INFORMATION GIVEN:
<<<<
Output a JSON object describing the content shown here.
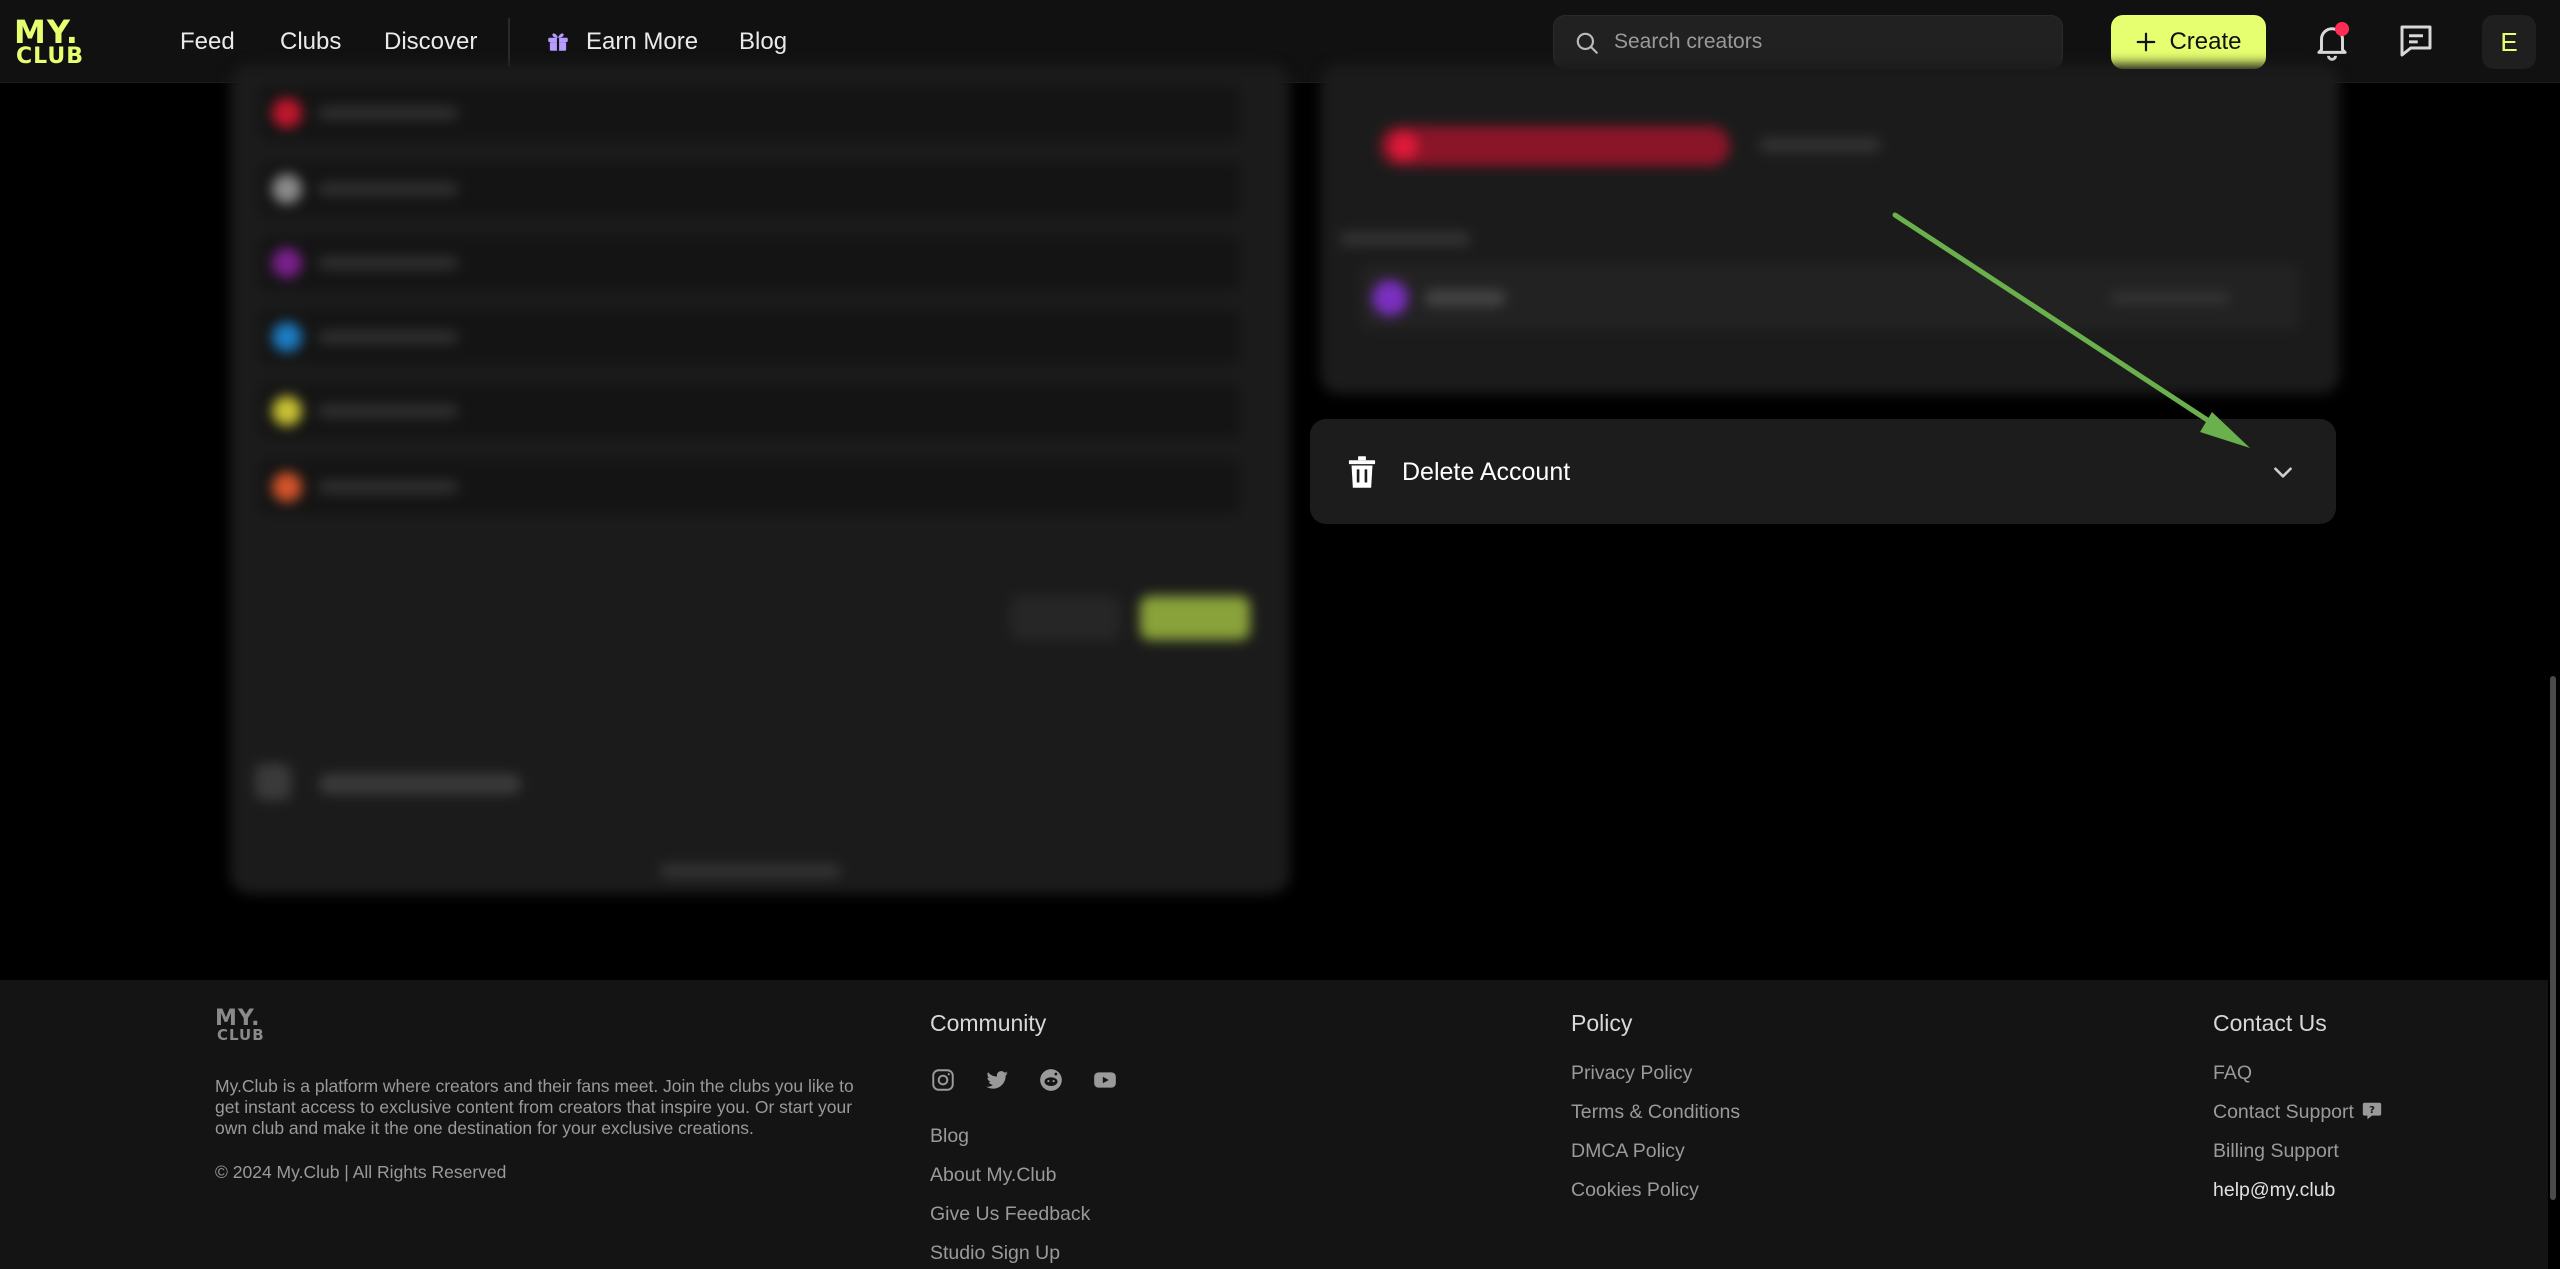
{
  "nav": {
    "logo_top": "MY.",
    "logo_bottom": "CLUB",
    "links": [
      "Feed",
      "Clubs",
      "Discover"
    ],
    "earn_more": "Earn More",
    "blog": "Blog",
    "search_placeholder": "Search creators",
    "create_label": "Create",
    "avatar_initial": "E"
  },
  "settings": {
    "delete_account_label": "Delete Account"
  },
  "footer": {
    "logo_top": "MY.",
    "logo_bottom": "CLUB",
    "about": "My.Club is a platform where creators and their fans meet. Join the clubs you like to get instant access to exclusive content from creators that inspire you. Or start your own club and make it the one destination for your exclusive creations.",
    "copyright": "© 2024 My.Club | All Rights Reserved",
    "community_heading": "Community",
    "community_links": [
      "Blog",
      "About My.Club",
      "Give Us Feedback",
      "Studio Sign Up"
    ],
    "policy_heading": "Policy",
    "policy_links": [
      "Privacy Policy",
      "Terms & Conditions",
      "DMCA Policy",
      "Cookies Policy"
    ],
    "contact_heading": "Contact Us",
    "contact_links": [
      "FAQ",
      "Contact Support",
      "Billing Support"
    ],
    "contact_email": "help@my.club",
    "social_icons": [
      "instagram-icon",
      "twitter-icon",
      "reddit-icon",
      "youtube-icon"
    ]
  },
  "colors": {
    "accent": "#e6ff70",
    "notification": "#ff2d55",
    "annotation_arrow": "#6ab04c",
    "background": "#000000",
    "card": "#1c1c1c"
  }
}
>>>>
<<<<
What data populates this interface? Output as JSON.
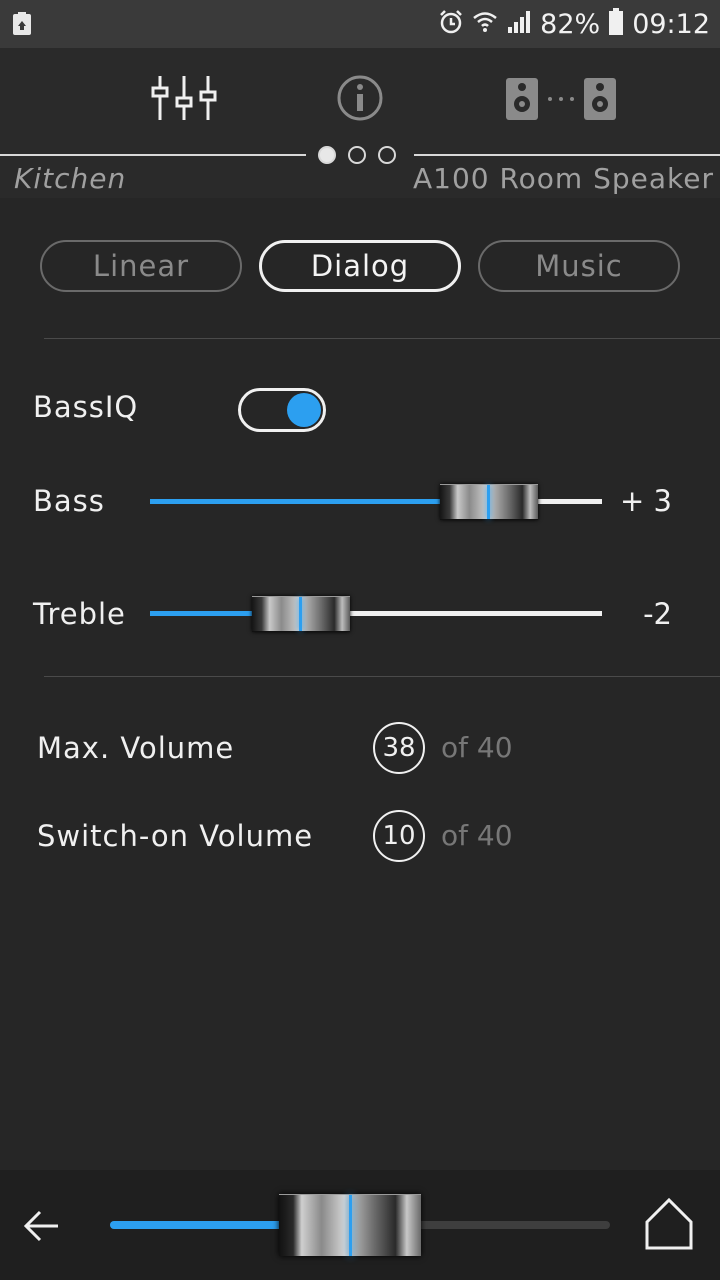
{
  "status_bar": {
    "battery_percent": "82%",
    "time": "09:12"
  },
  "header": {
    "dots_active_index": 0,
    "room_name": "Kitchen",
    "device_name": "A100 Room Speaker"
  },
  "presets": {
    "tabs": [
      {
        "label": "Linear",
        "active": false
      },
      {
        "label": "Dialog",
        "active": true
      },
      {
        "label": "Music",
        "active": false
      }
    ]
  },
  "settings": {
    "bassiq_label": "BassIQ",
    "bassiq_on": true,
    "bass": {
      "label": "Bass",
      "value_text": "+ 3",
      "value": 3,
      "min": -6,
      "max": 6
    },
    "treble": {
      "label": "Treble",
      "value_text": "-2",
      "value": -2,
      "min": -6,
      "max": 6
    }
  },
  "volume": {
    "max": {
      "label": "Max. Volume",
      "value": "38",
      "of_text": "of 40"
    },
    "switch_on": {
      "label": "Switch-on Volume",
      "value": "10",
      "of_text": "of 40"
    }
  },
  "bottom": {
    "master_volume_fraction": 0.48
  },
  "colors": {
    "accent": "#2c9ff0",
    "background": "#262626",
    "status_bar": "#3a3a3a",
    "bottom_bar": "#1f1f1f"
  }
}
>>>>
TASK REQUIREMENTS: Say how many lines in the listing above include "content". Give nothing but the number.

REPLY: 2